— start of Records for this exercise —
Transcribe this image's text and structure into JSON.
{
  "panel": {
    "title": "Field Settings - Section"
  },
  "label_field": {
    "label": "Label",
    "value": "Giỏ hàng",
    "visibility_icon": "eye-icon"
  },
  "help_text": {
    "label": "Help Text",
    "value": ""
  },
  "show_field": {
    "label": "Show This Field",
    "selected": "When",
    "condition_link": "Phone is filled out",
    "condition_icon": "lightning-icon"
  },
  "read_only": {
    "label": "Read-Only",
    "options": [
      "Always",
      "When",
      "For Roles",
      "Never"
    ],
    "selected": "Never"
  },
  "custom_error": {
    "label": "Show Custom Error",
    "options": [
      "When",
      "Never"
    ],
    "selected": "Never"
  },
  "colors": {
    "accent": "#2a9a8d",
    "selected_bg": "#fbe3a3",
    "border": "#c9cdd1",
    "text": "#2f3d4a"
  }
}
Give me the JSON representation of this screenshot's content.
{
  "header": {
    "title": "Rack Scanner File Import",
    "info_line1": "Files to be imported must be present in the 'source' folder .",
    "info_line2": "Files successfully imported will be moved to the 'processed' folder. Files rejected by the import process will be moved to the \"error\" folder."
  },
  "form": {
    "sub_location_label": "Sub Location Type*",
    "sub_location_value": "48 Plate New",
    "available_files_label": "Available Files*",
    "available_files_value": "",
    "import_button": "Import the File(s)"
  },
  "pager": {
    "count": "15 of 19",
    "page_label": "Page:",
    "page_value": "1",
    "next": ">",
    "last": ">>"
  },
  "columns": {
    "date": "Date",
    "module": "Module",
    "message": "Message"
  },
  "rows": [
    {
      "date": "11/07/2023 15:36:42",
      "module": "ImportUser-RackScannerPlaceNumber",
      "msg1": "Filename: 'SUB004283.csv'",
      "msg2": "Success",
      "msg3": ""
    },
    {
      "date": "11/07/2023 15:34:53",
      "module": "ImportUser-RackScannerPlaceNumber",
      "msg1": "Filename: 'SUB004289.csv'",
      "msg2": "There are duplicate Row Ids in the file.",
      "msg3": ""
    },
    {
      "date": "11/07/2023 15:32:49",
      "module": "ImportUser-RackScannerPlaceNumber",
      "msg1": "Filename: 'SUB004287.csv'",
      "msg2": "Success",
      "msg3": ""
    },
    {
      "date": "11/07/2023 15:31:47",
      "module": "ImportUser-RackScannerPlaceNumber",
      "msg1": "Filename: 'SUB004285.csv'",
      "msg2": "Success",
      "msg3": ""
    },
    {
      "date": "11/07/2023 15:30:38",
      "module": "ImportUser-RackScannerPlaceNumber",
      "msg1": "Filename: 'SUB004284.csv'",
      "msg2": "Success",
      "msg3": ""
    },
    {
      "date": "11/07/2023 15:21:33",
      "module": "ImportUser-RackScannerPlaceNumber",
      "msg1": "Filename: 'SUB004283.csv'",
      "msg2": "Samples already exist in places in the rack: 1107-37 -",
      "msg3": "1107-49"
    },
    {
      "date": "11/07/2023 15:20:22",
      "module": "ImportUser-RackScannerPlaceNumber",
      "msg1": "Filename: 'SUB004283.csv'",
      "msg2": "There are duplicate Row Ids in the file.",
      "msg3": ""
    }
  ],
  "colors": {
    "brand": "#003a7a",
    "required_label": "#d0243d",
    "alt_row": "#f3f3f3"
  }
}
— end of Records for this exercise —
Problem statement: Repeat the records above in full, character for character.

Exercise answer:
Transcribe this image's text and structure into JSON.
{
  "panel": {
    "title": "Field Settings - Section"
  },
  "label_field": {
    "label": "Label",
    "value": "Giỏ hàng",
    "visibility_icon": "eye-icon"
  },
  "help_text": {
    "label": "Help Text",
    "value": ""
  },
  "show_field": {
    "label": "Show This Field",
    "selected": "When",
    "condition_link": "Phone is filled out",
    "condition_icon": "lightning-icon"
  },
  "read_only": {
    "label": "Read-Only",
    "options": [
      "Always",
      "When",
      "For Roles",
      "Never"
    ],
    "selected": "Never"
  },
  "custom_error": {
    "label": "Show Custom Error",
    "options": [
      "When",
      "Never"
    ],
    "selected": "Never"
  },
  "colors": {
    "accent": "#2a9a8d",
    "selected_bg": "#fbe3a3",
    "border": "#c9cdd1",
    "text": "#2f3d4a"
  }
}
Give me the JSON representation of this screenshot's content.
{
  "header": {
    "title": "Rack Scanner File Import",
    "info_line1": "Files to be imported must be present in the 'source' folder .",
    "info_line2": "Files successfully imported will be moved to the 'processed' folder. Files rejected by the import process will be moved to the \"error\" folder."
  },
  "form": {
    "sub_location_label": "Sub Location Type*",
    "sub_location_value": "48 Plate New",
    "available_files_label": "Available Files*",
    "available_files_value": "",
    "import_button": "Import the File(s)"
  },
  "pager": {
    "count": "15 of 19",
    "page_label": "Page:",
    "page_value": "1",
    "next": ">",
    "last": ">>"
  },
  "columns": {
    "date": "Date",
    "module": "Module",
    "message": "Message"
  },
  "rows": [
    {
      "date": "11/07/2023 15:36:42",
      "module": "ImportUser-RackScannerPlaceNumber",
      "msg1": "Filename: 'SUB004283.csv'",
      "msg2": "Success",
      "msg3": ""
    },
    {
      "date": "11/07/2023 15:34:53",
      "module": "ImportUser-RackScannerPlaceNumber",
      "msg1": "Filename: 'SUB004289.csv'",
      "msg2": "There are duplicate Row Ids in the file.",
      "msg3": ""
    },
    {
      "date": "11/07/2023 15:32:49",
      "module": "ImportUser-RackScannerPlaceNumber",
      "msg1": "Filename: 'SUB004287.csv'",
      "msg2": "Success",
      "msg3": ""
    },
    {
      "date": "11/07/2023 15:31:47",
      "module": "ImportUser-RackScannerPlaceNumber",
      "msg1": "Filename: 'SUB004285.csv'",
      "msg2": "Success",
      "msg3": ""
    },
    {
      "date": "11/07/2023 15:30:38",
      "module": "ImportUser-RackScannerPlaceNumber",
      "msg1": "Filename: 'SUB004284.csv'",
      "msg2": "Success",
      "msg3": ""
    },
    {
      "date": "11/07/2023 15:21:33",
      "module": "ImportUser-RackScannerPlaceNumber",
      "msg1": "Filename: 'SUB004283.csv'",
      "msg2": "Samples already exist in places in the rack: 1107-37 -",
      "msg3": "1107-49"
    },
    {
      "date": "11/07/2023 15:20:22",
      "module": "ImportUser-RackScannerPlaceNumber",
      "msg1": "Filename: 'SUB004283.csv'",
      "msg2": "There are duplicate Row Ids in the file.",
      "msg3": ""
    }
  ],
  "colors": {
    "brand": "#003a7a",
    "required_label": "#d0243d",
    "alt_row": "#f3f3f3"
  }
}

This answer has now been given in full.